**EXERCISE DETAILS:**
Locate each line containing the string "multimédia" and copy it out.

**MATERIAL TO PROCESS:**
— Start —
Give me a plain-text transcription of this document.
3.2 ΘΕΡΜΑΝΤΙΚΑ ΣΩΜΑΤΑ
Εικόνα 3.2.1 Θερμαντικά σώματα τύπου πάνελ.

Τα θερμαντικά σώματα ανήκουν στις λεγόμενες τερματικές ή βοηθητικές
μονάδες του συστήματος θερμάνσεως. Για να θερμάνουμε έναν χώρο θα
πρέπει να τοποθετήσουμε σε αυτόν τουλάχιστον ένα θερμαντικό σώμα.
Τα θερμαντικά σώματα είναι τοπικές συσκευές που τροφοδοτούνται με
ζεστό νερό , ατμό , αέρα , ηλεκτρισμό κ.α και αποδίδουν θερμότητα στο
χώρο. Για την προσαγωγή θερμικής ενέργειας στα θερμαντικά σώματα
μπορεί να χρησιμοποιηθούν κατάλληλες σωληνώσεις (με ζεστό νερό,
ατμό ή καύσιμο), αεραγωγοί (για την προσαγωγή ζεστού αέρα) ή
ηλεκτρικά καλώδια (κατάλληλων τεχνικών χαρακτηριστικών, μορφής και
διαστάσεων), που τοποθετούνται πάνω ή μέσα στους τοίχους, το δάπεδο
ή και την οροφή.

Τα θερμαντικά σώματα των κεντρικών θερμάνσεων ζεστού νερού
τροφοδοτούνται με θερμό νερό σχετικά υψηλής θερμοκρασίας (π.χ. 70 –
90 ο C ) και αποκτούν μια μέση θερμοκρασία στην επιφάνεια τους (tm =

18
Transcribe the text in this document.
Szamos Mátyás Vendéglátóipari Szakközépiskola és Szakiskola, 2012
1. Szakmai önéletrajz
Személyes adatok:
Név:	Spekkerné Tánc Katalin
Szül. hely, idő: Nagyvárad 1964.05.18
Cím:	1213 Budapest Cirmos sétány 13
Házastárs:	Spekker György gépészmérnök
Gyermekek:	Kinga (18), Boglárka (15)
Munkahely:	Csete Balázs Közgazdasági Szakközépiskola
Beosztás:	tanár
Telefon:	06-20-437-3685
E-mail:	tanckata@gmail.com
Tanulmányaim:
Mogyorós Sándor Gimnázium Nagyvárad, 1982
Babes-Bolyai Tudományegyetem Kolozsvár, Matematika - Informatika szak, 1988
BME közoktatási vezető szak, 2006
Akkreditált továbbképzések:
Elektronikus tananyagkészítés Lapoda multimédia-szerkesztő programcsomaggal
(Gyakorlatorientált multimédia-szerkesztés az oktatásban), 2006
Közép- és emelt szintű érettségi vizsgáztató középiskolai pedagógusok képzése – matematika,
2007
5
— End —
**SOLUTION FOR THIS PROBLEM:**
Elektronikus tananyagkészítés Lapoda multimédia-szerkesztő programcsomaggal
(Gyakorlatorientált multimédia-szerkesztés az oktatásban), 2006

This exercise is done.